## Task objective
Can you transcribe every line exactly and leave the pictures behind?

Figure dataset records:
--- --- ---

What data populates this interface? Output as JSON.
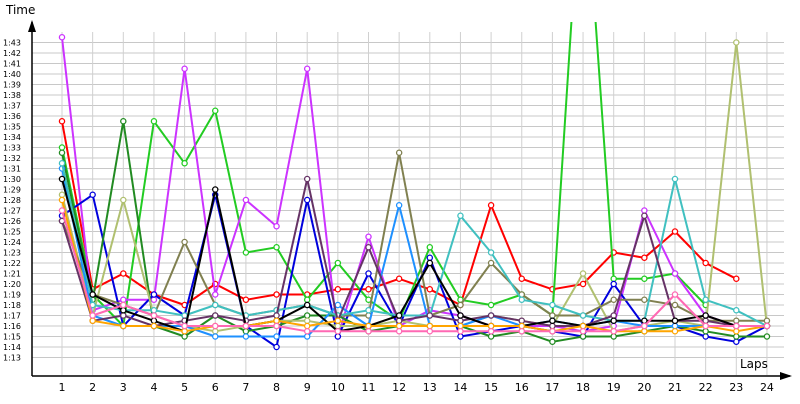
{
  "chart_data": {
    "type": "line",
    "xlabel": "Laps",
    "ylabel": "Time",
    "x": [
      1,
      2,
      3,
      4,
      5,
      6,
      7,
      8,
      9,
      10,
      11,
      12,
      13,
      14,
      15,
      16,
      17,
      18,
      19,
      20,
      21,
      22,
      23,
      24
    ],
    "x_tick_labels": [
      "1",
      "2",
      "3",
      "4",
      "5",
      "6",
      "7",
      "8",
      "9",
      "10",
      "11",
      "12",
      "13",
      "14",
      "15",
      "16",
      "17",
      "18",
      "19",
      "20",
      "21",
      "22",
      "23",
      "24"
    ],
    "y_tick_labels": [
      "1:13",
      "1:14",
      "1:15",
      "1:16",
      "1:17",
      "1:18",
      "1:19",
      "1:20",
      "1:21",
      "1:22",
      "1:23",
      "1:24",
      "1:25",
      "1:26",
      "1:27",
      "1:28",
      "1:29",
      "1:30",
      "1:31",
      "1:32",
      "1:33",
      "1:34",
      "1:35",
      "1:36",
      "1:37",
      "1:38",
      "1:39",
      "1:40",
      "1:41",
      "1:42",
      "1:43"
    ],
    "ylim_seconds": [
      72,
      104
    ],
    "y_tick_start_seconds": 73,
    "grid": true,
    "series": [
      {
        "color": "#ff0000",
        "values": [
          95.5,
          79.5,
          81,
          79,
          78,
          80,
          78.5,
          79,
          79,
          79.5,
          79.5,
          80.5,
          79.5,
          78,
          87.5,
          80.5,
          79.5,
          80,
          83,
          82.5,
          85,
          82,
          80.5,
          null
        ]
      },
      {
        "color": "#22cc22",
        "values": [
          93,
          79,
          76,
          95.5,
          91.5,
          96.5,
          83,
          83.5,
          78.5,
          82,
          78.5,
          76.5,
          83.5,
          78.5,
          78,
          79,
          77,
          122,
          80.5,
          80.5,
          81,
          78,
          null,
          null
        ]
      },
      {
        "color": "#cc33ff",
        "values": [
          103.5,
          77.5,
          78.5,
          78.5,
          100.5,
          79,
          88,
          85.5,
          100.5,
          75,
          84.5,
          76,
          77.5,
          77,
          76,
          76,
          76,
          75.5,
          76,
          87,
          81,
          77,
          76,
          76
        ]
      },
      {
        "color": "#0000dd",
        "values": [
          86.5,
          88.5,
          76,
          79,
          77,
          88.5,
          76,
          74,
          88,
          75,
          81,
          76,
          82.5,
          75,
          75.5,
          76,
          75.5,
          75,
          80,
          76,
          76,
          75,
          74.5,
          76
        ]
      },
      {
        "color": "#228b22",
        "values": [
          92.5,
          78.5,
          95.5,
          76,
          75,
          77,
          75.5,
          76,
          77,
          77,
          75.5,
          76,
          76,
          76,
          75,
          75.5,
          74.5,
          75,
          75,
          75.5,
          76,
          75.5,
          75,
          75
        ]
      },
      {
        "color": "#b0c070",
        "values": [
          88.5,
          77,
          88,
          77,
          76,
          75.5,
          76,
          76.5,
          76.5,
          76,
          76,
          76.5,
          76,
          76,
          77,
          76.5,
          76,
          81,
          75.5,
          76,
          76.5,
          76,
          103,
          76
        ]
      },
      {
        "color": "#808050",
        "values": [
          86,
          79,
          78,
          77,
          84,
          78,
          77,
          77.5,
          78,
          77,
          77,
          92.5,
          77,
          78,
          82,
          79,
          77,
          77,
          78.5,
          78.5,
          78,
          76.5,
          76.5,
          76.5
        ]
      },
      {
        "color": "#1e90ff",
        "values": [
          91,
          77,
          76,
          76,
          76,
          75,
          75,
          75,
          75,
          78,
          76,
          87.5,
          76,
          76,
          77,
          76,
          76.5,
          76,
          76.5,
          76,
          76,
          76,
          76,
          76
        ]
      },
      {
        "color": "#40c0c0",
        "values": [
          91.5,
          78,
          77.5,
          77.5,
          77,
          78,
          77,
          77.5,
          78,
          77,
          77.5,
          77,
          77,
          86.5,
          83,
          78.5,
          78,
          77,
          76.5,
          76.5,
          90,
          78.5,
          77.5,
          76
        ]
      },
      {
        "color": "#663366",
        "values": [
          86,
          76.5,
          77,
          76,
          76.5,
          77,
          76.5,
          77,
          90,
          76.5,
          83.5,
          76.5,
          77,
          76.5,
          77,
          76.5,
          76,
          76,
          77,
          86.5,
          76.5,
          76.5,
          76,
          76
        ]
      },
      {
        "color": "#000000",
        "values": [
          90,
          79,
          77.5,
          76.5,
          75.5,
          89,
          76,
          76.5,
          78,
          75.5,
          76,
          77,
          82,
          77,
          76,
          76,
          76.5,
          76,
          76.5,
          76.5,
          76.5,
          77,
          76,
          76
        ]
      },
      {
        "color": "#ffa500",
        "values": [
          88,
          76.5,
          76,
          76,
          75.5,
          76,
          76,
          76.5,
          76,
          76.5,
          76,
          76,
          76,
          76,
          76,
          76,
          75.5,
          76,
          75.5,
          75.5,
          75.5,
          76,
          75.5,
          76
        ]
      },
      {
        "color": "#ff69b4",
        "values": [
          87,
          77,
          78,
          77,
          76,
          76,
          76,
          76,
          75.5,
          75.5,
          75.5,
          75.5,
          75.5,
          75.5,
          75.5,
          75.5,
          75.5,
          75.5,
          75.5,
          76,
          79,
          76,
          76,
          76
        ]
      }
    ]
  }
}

--- --- ---

## Problem solution
What data populates this interface? Output as JSON.
{
  "chart_data": {
    "type": "line",
    "xlabel": "Laps",
    "ylabel": "Time",
    "x": [
      1,
      2,
      3,
      4,
      5,
      6,
      7,
      8,
      9,
      10,
      11,
      12,
      13,
      14,
      15,
      16,
      17,
      18,
      19,
      20,
      21,
      22,
      23,
      24
    ],
    "x_tick_labels": [
      "1",
      "2",
      "3",
      "4",
      "5",
      "6",
      "7",
      "8",
      "9",
      "10",
      "11",
      "12",
      "13",
      "14",
      "15",
      "16",
      "17",
      "18",
      "19",
      "20",
      "21",
      "22",
      "23",
      "24"
    ],
    "y_tick_labels": [
      "1:13",
      "1:14",
      "1:15",
      "1:16",
      "1:17",
      "1:18",
      "1:19",
      "1:20",
      "1:21",
      "1:22",
      "1:23",
      "1:24",
      "1:25",
      "1:26",
      "1:27",
      "1:28",
      "1:29",
      "1:30",
      "1:31",
      "1:32",
      "1:33",
      "1:34",
      "1:35",
      "1:36",
      "1:37",
      "1:38",
      "1:39",
      "1:40",
      "1:41",
      "1:42",
      "1:43"
    ],
    "ylim_seconds": [
      72,
      104
    ],
    "y_tick_start_seconds": 73,
    "grid": true,
    "series": [
      {
        "color": "#ff0000",
        "values": [
          95.5,
          79.5,
          81,
          79,
          78,
          80,
          78.5,
          79,
          79,
          79.5,
          79.5,
          80.5,
          79.5,
          78,
          87.5,
          80.5,
          79.5,
          80,
          83,
          82.5,
          85,
          82,
          80.5,
          null
        ]
      },
      {
        "color": "#22cc22",
        "values": [
          93,
          79,
          76,
          95.5,
          91.5,
          96.5,
          83,
          83.5,
          78.5,
          82,
          78.5,
          76.5,
          83.5,
          78.5,
          78,
          79,
          77,
          122,
          80.5,
          80.5,
          81,
          78,
          null,
          null
        ]
      },
      {
        "color": "#cc33ff",
        "values": [
          103.5,
          77.5,
          78.5,
          78.5,
          100.5,
          79,
          88,
          85.5,
          100.5,
          75,
          84.5,
          76,
          77.5,
          77,
          76,
          76,
          76,
          75.5,
          76,
          87,
          81,
          77,
          76,
          76
        ]
      },
      {
        "color": "#0000dd",
        "values": [
          86.5,
          88.5,
          76,
          79,
          77,
          88.5,
          76,
          74,
          88,
          75,
          81,
          76,
          82.5,
          75,
          75.5,
          76,
          75.5,
          75,
          80,
          76,
          76,
          75,
          74.5,
          76
        ]
      },
      {
        "color": "#228b22",
        "values": [
          92.5,
          78.5,
          95.5,
          76,
          75,
          77,
          75.5,
          76,
          77,
          77,
          75.5,
          76,
          76,
          76,
          75,
          75.5,
          74.5,
          75,
          75,
          75.5,
          76,
          75.5,
          75,
          75
        ]
      },
      {
        "color": "#b0c070",
        "values": [
          88.5,
          77,
          88,
          77,
          76,
          75.5,
          76,
          76.5,
          76.5,
          76,
          76,
          76.5,
          76,
          76,
          77,
          76.5,
          76,
          81,
          75.5,
          76,
          76.5,
          76,
          103,
          76
        ]
      },
      {
        "color": "#808050",
        "values": [
          86,
          79,
          78,
          77,
          84,
          78,
          77,
          77.5,
          78,
          77,
          77,
          92.5,
          77,
          78,
          82,
          79,
          77,
          77,
          78.5,
          78.5,
          78,
          76.5,
          76.5,
          76.5
        ]
      },
      {
        "color": "#1e90ff",
        "values": [
          91,
          77,
          76,
          76,
          76,
          75,
          75,
          75,
          75,
          78,
          76,
          87.5,
          76,
          76,
          77,
          76,
          76.5,
          76,
          76.5,
          76,
          76,
          76,
          76,
          76
        ]
      },
      {
        "color": "#40c0c0",
        "values": [
          91.5,
          78,
          77.5,
          77.5,
          77,
          78,
          77,
          77.5,
          78,
          77,
          77.5,
          77,
          77,
          86.5,
          83,
          78.5,
          78,
          77,
          76.5,
          76.5,
          90,
          78.5,
          77.5,
          76
        ]
      },
      {
        "color": "#663366",
        "values": [
          86,
          76.5,
          77,
          76,
          76.5,
          77,
          76.5,
          77,
          90,
          76.5,
          83.5,
          76.5,
          77,
          76.5,
          77,
          76.5,
          76,
          76,
          77,
          86.5,
          76.5,
          76.5,
          76,
          76
        ]
      },
      {
        "color": "#000000",
        "values": [
          90,
          79,
          77.5,
          76.5,
          75.5,
          89,
          76,
          76.5,
          78,
          75.5,
          76,
          77,
          82,
          77,
          76,
          76,
          76.5,
          76,
          76.5,
          76.5,
          76.5,
          77,
          76,
          76
        ]
      },
      {
        "color": "#ffa500",
        "values": [
          88,
          76.5,
          76,
          76,
          75.5,
          76,
          76,
          76.5,
          76,
          76.5,
          76,
          76,
          76,
          76,
          76,
          76,
          75.5,
          76,
          75.5,
          75.5,
          75.5,
          76,
          75.5,
          76
        ]
      },
      {
        "color": "#ff69b4",
        "values": [
          87,
          77,
          78,
          77,
          76,
          76,
          76,
          76,
          75.5,
          75.5,
          75.5,
          75.5,
          75.5,
          75.5,
          75.5,
          75.5,
          75.5,
          75.5,
          75.5,
          76,
          79,
          76,
          76,
          76
        ]
      }
    ]
  }
}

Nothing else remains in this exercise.